>> Start DATASET CONTENT

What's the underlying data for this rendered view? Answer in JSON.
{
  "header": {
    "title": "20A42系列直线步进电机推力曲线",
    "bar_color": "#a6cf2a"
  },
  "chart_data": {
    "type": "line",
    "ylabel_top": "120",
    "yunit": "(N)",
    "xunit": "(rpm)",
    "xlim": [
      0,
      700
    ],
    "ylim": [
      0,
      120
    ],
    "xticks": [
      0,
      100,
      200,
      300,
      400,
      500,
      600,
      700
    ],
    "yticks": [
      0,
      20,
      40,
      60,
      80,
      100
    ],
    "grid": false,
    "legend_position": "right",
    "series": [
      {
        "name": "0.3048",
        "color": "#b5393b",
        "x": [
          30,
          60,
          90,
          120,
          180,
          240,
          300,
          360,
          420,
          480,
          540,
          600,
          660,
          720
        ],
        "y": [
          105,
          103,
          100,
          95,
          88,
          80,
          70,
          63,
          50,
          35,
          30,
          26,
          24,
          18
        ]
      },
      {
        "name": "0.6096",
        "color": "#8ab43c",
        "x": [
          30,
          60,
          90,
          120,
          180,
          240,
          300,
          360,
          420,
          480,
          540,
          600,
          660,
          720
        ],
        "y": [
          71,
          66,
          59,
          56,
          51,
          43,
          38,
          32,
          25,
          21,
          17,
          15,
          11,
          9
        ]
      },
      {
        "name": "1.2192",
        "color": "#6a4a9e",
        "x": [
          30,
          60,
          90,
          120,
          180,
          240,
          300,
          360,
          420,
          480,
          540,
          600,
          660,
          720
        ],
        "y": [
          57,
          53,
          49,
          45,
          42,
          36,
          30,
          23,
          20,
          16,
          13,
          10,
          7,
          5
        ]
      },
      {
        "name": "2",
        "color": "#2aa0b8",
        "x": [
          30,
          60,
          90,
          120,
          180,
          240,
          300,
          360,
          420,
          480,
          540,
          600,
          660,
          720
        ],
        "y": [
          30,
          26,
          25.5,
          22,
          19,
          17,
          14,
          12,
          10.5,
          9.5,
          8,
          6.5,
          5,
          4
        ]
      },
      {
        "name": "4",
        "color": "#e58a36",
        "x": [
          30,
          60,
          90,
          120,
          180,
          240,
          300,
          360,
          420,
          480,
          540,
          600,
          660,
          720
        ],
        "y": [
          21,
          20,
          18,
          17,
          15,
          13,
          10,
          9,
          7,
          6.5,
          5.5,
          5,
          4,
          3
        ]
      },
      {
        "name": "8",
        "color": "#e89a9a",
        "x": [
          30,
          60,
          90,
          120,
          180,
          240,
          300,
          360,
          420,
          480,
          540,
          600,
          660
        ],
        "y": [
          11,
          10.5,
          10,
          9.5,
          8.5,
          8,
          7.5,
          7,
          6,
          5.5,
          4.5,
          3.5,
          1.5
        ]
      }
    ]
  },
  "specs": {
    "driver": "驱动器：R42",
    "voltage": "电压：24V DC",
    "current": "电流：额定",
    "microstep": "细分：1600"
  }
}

>> End DATASET CONTENT

WHAT YOU HAVE TO DO:
Using the exact wording, write out all of the records.

SOLUTION TO THE PROBLEM:
What's the underlying data for this rendered view? Answer in JSON.
{
  "header": {
    "title": "20A42系列直线步进电机推力曲线",
    "bar_color": "#a6cf2a"
  },
  "chart_data": {
    "type": "line",
    "ylabel_top": "120",
    "yunit": "(N)",
    "xunit": "(rpm)",
    "xlim": [
      0,
      700
    ],
    "ylim": [
      0,
      120
    ],
    "xticks": [
      0,
      100,
      200,
      300,
      400,
      500,
      600,
      700
    ],
    "yticks": [
      0,
      20,
      40,
      60,
      80,
      100
    ],
    "grid": false,
    "legend_position": "right",
    "series": [
      {
        "name": "0.3048",
        "color": "#b5393b",
        "x": [
          30,
          60,
          90,
          120,
          180,
          240,
          300,
          360,
          420,
          480,
          540,
          600,
          660,
          720
        ],
        "y": [
          105,
          103,
          100,
          95,
          88,
          80,
          70,
          63,
          50,
          35,
          30,
          26,
          24,
          18
        ]
      },
      {
        "name": "0.6096",
        "color": "#8ab43c",
        "x": [
          30,
          60,
          90,
          120,
          180,
          240,
          300,
          360,
          420,
          480,
          540,
          600,
          660,
          720
        ],
        "y": [
          71,
          66,
          59,
          56,
          51,
          43,
          38,
          32,
          25,
          21,
          17,
          15,
          11,
          9
        ]
      },
      {
        "name": "1.2192",
        "color": "#6a4a9e",
        "x": [
          30,
          60,
          90,
          120,
          180,
          240,
          300,
          360,
          420,
          480,
          540,
          600,
          660,
          720
        ],
        "y": [
          57,
          53,
          49,
          45,
          42,
          36,
          30,
          23,
          20,
          16,
          13,
          10,
          7,
          5
        ]
      },
      {
        "name": "2",
        "color": "#2aa0b8",
        "x": [
          30,
          60,
          90,
          120,
          180,
          240,
          300,
          360,
          420,
          480,
          540,
          600,
          660,
          720
        ],
        "y": [
          30,
          26,
          25.5,
          22,
          19,
          17,
          14,
          12,
          10.5,
          9.5,
          8,
          6.5,
          5,
          4
        ]
      },
      {
        "name": "4",
        "color": "#e58a36",
        "x": [
          30,
          60,
          90,
          120,
          180,
          240,
          300,
          360,
          420,
          480,
          540,
          600,
          660,
          720
        ],
        "y": [
          21,
          20,
          18,
          17,
          15,
          13,
          10,
          9,
          7,
          6.5,
          5.5,
          5,
          4,
          3
        ]
      },
      {
        "name": "8",
        "color": "#e89a9a",
        "x": [
          30,
          60,
          90,
          120,
          180,
          240,
          300,
          360,
          420,
          480,
          540,
          600,
          660
        ],
        "y": [
          11,
          10.5,
          10,
          9.5,
          8.5,
          8,
          7.5,
          7,
          6,
          5.5,
          4.5,
          3.5,
          1.5
        ]
      }
    ]
  },
  "specs": {
    "driver": "驱动器：R42",
    "voltage": "电压：24V DC",
    "current": "电流：额定",
    "microstep": "细分：1600"
  }
}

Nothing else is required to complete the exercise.